### GIVEN PROBLEM
Word for word, retype every entry in the listing.
☆ ☆ ☆
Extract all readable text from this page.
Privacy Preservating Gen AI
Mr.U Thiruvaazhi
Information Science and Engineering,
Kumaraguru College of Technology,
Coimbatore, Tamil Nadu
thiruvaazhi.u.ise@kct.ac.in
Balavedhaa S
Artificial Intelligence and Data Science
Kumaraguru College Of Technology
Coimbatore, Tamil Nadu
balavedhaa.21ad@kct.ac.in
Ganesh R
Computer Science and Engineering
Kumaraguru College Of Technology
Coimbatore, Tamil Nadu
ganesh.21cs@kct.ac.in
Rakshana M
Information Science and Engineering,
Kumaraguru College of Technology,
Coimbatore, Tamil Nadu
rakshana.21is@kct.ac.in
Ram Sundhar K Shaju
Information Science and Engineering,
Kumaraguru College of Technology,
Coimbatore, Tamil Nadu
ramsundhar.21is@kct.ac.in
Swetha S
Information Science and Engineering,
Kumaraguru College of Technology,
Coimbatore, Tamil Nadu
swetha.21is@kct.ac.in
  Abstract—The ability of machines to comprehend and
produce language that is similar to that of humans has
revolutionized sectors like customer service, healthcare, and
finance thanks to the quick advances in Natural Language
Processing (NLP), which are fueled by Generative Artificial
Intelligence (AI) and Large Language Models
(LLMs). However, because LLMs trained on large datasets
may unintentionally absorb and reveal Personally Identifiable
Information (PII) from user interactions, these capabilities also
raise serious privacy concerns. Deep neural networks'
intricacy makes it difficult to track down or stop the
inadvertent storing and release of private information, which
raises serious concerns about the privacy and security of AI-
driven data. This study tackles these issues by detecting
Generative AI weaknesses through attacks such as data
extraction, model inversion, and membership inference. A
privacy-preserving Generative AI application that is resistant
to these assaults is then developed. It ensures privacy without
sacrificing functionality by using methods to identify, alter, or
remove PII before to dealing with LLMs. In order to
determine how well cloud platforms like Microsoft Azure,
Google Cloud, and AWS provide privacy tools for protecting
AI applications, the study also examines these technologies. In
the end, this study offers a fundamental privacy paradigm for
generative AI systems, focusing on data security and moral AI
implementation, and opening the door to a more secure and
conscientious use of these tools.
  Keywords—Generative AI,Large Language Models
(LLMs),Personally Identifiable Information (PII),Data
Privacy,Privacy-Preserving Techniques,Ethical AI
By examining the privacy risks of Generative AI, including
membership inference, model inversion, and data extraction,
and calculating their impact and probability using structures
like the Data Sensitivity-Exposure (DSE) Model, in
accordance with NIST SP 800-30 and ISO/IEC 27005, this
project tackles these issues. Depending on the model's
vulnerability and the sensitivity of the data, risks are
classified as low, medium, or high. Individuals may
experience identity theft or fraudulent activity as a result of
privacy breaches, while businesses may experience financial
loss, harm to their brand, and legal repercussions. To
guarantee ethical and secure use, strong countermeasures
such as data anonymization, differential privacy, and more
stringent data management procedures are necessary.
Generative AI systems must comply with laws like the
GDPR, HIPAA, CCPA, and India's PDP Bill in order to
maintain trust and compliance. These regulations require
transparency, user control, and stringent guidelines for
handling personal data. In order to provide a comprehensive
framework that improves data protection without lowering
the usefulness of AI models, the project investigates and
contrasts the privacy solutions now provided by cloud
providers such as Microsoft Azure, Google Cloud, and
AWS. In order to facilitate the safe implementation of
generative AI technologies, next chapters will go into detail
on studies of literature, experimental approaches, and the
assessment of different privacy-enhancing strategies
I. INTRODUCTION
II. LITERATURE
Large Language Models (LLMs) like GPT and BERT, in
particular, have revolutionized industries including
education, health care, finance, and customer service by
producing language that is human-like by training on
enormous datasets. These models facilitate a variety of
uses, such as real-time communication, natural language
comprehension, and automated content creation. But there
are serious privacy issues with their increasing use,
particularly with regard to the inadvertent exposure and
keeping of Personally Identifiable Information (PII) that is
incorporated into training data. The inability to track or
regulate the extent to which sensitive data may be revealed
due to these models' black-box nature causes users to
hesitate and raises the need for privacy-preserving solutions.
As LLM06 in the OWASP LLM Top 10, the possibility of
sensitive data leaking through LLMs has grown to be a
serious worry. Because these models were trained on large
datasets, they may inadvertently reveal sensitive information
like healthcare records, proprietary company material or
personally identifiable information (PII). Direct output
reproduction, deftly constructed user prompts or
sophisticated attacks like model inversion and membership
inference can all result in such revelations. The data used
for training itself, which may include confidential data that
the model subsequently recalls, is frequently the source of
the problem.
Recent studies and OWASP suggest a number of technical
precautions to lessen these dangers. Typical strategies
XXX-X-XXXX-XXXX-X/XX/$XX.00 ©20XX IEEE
☆ ☆ ☆
### SOLUTION
Extract all readable text from this page.
Privacy Preservating Gen AI
Mr.U Thiruvaazhi
Information Science and Engineering,
Kumaraguru College of Technology,
Coimbatore, Tamil Nadu
thiruvaazhi.u.ise@kct.ac.in
Balavedhaa S
Artificial Intelligence and Data Science
Kumaraguru College Of Technology
Coimbatore, Tamil Nadu
balavedhaa.21ad@kct.ac.in
Ganesh R
Computer Science and Engineering
Kumaraguru College Of Technology
Coimbatore, Tamil Nadu
ganesh.21cs@kct.ac.in
Rakshana M
Information Science and Engineering,
Kumaraguru College of Technology,
Coimbatore, Tamil Nadu
rakshana.21is@kct.ac.in
Ram Sundhar K Shaju
Information Science and Engineering,
Kumaraguru College of Technology,
Coimbatore, Tamil Nadu
ramsundhar.21is@kct.ac.in
Swetha S
Information Science and Engineering,
Kumaraguru College of Technology,
Coimbatore, Tamil Nadu
swetha.21is@kct.ac.in
  Abstract—The ability of machines to comprehend and
produce language that is similar to that of humans has
revolutionized sectors like customer service, healthcare, and
finance thanks to the quick advances in Natural Language
Processing (NLP), which are fueled by Generative Artificial
Intelligence (AI) and Large Language Models
(LLMs). However, because LLMs trained on large datasets
may unintentionally absorb and reveal Personally Identifiable
Information (PII) from user interactions, these capabilities also
raise serious privacy concerns. Deep neural networks'
intricacy makes it difficult to track down or stop the
inadvertent storing and release of private information, which
raises serious concerns about the privacy and security of AI-
driven data. This study tackles these issues by detecting
Generative AI weaknesses through attacks such as data
extraction, model inversion, and membership inference. A
privacy-preserving Generative AI application that is resistant
to these assaults is then developed. It ensures privacy without
sacrificing functionality by using methods to identify, alter, or
remove PII before to dealing with LLMs. In order to
determine how well cloud platforms like Microsoft Azure,
Google Cloud, and AWS provide privacy tools for protecting
AI applications, the study also examines these technologies. In
the end, this study offers a fundamental privacy paradigm for
generative AI systems, focusing on data security and moral AI
implementation, and opening the door to a more secure and
conscientious use of these tools.
  Keywords—Generative AI,Large Language Models
(LLMs),Personally Identifiable Information (PII),Data
Privacy,Privacy-Preserving Techniques,Ethical AI
By examining the privacy risks of Generative AI, including
membership inference, model inversion, and data extraction,
and calculating their impact and probability using structures
like the Data Sensitivity-Exposure (DSE) Model, in
accordance with NIST SP 800-30 and ISO/IEC 27005, this
project tackles these issues. Depending on the model's
vulnerability and the sensitivity of the data, risks are
classified as low, medium, or high. Individuals may
experience identity theft or fraudulent activity as a result of
privacy breaches, while businesses may experience financial
loss, harm to their brand, and legal repercussions. To
guarantee ethical and secure use, strong countermeasures
such as data anonymization, differential privacy, and more
stringent data management procedures are necessary.
Generative AI systems must comply with laws like the
GDPR, HIPAA, CCPA, and India's PDP Bill in order to
maintain trust and compliance. These regulations require
transparency, user control, and stringent guidelines for
handling personal data. In order to provide a comprehensive
framework that improves data protection without lowering
the usefulness of AI models, the project investigates and
contrasts the privacy solutions now provided by cloud
providers such as Microsoft Azure, Google Cloud, and
AWS. In order to facilitate the safe implementation of
generative AI technologies, next chapters will go into detail
on studies of literature, experimental approaches, and the
assessment of different privacy-enhancing strategies
I. INTRODUCTION
II. LITERATURE
Large Language Models (LLMs) like GPT and BERT, in
particular, have revolutionized industries including
education, health care, finance, and customer service by
producing language that is human-like by training on
enormous datasets. These models facilitate a variety of
uses, such as real-time communication, natural language
comprehension, and automated content creation. But there
are serious privacy issues with their increasing use,
particularly with regard to the inadvertent exposure and
keeping of Personally Identifiable Information (PII) that is
incorporated into training data. The inability to track or
regulate the extent to which sensitive data may be revealed
due to these models' black-box nature causes users to
hesitate and raises the need for privacy-preserving solutions.
As LLM06 in the OWASP LLM Top 10, the possibility of
sensitive data leaking through LLMs has grown to be a
serious worry. Because these models were trained on large
datasets, they may inadvertently reveal sensitive information
like healthcare records, proprietary company material or
personally identifiable information (PII). Direct output
reproduction, deftly constructed user prompts or
sophisticated attacks like model inversion and membership
inference can all result in such revelations. The data used
for training itself, which may include confidential data that
the model subsequently recalls, is frequently the source of
the problem.
Recent studies and OWASP suggest a number of technical
precautions to lessen these dangers. Typical strategies
XXX-X-XXXX-XXXX-X/XX/$XX.00 ©20XX IEEE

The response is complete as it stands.